_Exercise instructions_.
Every record below is to be retyped exactly.

_Figure content listings_.
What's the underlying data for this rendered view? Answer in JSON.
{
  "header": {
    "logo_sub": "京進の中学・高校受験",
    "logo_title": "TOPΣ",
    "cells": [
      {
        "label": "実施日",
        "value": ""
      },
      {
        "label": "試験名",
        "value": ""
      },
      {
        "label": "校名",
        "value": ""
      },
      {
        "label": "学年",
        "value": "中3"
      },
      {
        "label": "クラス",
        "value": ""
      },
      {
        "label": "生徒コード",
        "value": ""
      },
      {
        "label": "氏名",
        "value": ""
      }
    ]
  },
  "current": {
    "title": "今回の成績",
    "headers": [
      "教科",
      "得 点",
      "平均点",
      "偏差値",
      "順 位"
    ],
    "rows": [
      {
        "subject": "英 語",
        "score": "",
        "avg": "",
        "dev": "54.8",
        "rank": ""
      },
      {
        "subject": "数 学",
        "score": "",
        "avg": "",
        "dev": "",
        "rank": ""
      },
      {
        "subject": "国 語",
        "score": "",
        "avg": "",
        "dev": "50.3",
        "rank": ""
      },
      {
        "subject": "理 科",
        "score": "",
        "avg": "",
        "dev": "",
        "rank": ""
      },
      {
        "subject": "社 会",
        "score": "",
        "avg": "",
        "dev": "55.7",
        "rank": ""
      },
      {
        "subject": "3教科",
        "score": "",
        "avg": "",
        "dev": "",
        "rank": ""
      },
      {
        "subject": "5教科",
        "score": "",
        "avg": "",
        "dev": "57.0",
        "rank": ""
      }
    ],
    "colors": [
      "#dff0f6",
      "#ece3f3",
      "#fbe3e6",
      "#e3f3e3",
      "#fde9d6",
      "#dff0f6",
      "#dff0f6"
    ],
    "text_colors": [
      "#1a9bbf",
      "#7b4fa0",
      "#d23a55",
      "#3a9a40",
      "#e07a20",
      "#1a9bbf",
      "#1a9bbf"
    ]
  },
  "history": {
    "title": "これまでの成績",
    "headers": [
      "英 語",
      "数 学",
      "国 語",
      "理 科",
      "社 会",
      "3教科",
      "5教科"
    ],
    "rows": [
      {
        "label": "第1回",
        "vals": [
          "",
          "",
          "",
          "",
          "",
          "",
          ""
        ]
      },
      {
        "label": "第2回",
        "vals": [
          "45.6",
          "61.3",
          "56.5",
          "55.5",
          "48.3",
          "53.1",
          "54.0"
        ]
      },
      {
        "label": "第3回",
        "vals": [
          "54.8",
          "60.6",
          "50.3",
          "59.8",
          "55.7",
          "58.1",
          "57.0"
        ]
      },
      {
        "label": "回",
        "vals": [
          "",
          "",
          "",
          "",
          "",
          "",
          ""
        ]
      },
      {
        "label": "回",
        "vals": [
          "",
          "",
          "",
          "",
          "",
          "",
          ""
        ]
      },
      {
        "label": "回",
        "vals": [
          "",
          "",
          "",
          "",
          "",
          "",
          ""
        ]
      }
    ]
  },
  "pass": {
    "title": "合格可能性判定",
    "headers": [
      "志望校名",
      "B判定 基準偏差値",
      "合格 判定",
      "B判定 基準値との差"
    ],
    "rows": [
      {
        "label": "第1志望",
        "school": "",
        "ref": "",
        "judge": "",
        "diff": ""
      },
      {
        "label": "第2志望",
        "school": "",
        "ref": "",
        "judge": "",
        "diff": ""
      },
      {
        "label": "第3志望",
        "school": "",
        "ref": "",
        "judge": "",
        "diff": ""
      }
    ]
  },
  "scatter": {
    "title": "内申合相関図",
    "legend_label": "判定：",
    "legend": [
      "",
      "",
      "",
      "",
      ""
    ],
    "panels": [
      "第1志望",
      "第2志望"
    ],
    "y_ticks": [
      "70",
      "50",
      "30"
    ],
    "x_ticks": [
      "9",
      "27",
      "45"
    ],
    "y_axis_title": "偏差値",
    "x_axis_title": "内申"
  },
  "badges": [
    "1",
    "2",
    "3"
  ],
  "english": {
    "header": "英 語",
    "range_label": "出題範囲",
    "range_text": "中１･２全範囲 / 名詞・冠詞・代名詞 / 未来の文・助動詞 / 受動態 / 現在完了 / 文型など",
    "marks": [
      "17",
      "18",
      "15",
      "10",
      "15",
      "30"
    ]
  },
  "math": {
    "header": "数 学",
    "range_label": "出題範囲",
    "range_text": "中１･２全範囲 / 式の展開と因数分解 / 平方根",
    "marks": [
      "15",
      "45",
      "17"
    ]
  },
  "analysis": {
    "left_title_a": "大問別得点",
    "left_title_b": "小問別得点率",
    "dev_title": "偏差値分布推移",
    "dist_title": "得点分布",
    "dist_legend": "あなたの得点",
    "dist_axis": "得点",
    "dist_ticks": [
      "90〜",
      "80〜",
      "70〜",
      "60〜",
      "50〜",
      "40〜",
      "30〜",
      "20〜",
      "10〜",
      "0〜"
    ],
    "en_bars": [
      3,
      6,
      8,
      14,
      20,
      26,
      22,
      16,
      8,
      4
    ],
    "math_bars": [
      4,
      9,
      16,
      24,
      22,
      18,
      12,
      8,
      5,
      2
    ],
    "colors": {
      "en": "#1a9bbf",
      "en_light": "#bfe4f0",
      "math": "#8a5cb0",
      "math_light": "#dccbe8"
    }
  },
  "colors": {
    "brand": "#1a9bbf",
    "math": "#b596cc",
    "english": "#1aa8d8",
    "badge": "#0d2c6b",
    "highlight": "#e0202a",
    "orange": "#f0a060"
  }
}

_Result below_.
What's the underlying data for this rendered view? Answer in JSON.
{
  "header": {
    "logo_sub": "京進の中学・高校受験",
    "logo_title": "TOPΣ",
    "cells": [
      {
        "label": "実施日",
        "value": ""
      },
      {
        "label": "試験名",
        "value": ""
      },
      {
        "label": "校名",
        "value": ""
      },
      {
        "label": "学年",
        "value": "中3"
      },
      {
        "label": "クラス",
        "value": ""
      },
      {
        "label": "生徒コード",
        "value": ""
      },
      {
        "label": "氏名",
        "value": ""
      }
    ]
  },
  "current": {
    "title": "今回の成績",
    "headers": [
      "教科",
      "得 点",
      "平均点",
      "偏差値",
      "順 位"
    ],
    "rows": [
      {
        "subject": "英 語",
        "score": "",
        "avg": "",
        "dev": "54.8",
        "rank": ""
      },
      {
        "subject": "数 学",
        "score": "",
        "avg": "",
        "dev": "",
        "rank": ""
      },
      {
        "subject": "国 語",
        "score": "",
        "avg": "",
        "dev": "50.3",
        "rank": ""
      },
      {
        "subject": "理 科",
        "score": "",
        "avg": "",
        "dev": "",
        "rank": ""
      },
      {
        "subject": "社 会",
        "score": "",
        "avg": "",
        "dev": "55.7",
        "rank": ""
      },
      {
        "subject": "3教科",
        "score": "",
        "avg": "",
        "dev": "",
        "rank": ""
      },
      {
        "subject": "5教科",
        "score": "",
        "avg": "",
        "dev": "57.0",
        "rank": ""
      }
    ],
    "colors": [
      "#dff0f6",
      "#ece3f3",
      "#fbe3e6",
      "#e3f3e3",
      "#fde9d6",
      "#dff0f6",
      "#dff0f6"
    ],
    "text_colors": [
      "#1a9bbf",
      "#7b4fa0",
      "#d23a55",
      "#3a9a40",
      "#e07a20",
      "#1a9bbf",
      "#1a9bbf"
    ]
  },
  "history": {
    "title": "これまでの成績",
    "headers": [
      "英 語",
      "数 学",
      "国 語",
      "理 科",
      "社 会",
      "3教科",
      "5教科"
    ],
    "rows": [
      {
        "label": "第1回",
        "vals": [
          "",
          "",
          "",
          "",
          "",
          "",
          ""
        ]
      },
      {
        "label": "第2回",
        "vals": [
          "45.6",
          "61.3",
          "56.5",
          "55.5",
          "48.3",
          "53.1",
          "54.0"
        ]
      },
      {
        "label": "第3回",
        "vals": [
          "54.8",
          "60.6",
          "50.3",
          "59.8",
          "55.7",
          "58.1",
          "57.0"
        ]
      },
      {
        "label": "回",
        "vals": [
          "",
          "",
          "",
          "",
          "",
          "",
          ""
        ]
      },
      {
        "label": "回",
        "vals": [
          "",
          "",
          "",
          "",
          "",
          "",
          ""
        ]
      },
      {
        "label": "回",
        "vals": [
          "",
          "",
          "",
          "",
          "",
          "",
          ""
        ]
      }
    ]
  },
  "pass": {
    "title": "合格可能性判定",
    "headers": [
      "志望校名",
      "B判定 基準偏差値",
      "合格 判定",
      "B判定 基準値との差"
    ],
    "rows": [
      {
        "label": "第1志望",
        "school": "",
        "ref": "",
        "judge": "",
        "diff": ""
      },
      {
        "label": "第2志望",
        "school": "",
        "ref": "",
        "judge": "",
        "diff": ""
      },
      {
        "label": "第3志望",
        "school": "",
        "ref": "",
        "judge": "",
        "diff": ""
      }
    ]
  },
  "scatter": {
    "title": "内申合相関図",
    "legend_label": "判定：",
    "legend": [
      "",
      "",
      "",
      "",
      ""
    ],
    "panels": [
      "第1志望",
      "第2志望"
    ],
    "y_ticks": [
      "70",
      "50",
      "30"
    ],
    "x_ticks": [
      "9",
      "27",
      "45"
    ],
    "y_axis_title": "偏差値",
    "x_axis_title": "内申"
  },
  "badges": [
    "1",
    "2",
    "3"
  ],
  "english": {
    "header": "英 語",
    "range_label": "出題範囲",
    "range_text": "中１･２全範囲 / 名詞・冠詞・代名詞 / 未来の文・助動詞 / 受動態 / 現在完了 / 文型など",
    "marks": [
      "17",
      "18",
      "15",
      "10",
      "15",
      "30"
    ]
  },
  "math": {
    "header": "数 学",
    "range_label": "出題範囲",
    "range_text": "中１･２全範囲 / 式の展開と因数分解 / 平方根",
    "marks": [
      "15",
      "45",
      "17"
    ]
  },
  "analysis": {
    "left_title_a": "大問別得点",
    "left_title_b": "小問別得点率",
    "dev_title": "偏差値分布推移",
    "dist_title": "得点分布",
    "dist_legend": "あなたの得点",
    "dist_axis": "得点",
    "dist_ticks": [
      "90〜",
      "80〜",
      "70〜",
      "60〜",
      "50〜",
      "40〜",
      "30〜",
      "20〜",
      "10〜",
      "0〜"
    ],
    "en_bars": [
      3,
      6,
      8,
      14,
      20,
      26,
      22,
      16,
      8,
      4
    ],
    "math_bars": [
      4,
      9,
      16,
      24,
      22,
      18,
      12,
      8,
      5,
      2
    ],
    "colors": {
      "en": "#1a9bbf",
      "en_light": "#bfe4f0",
      "math": "#8a5cb0",
      "math_light": "#dccbe8"
    }
  },
  "colors": {
    "brand": "#1a9bbf",
    "math": "#b596cc",
    "english": "#1aa8d8",
    "badge": "#0d2c6b",
    "highlight": "#e0202a",
    "orange": "#f0a060"
  }
}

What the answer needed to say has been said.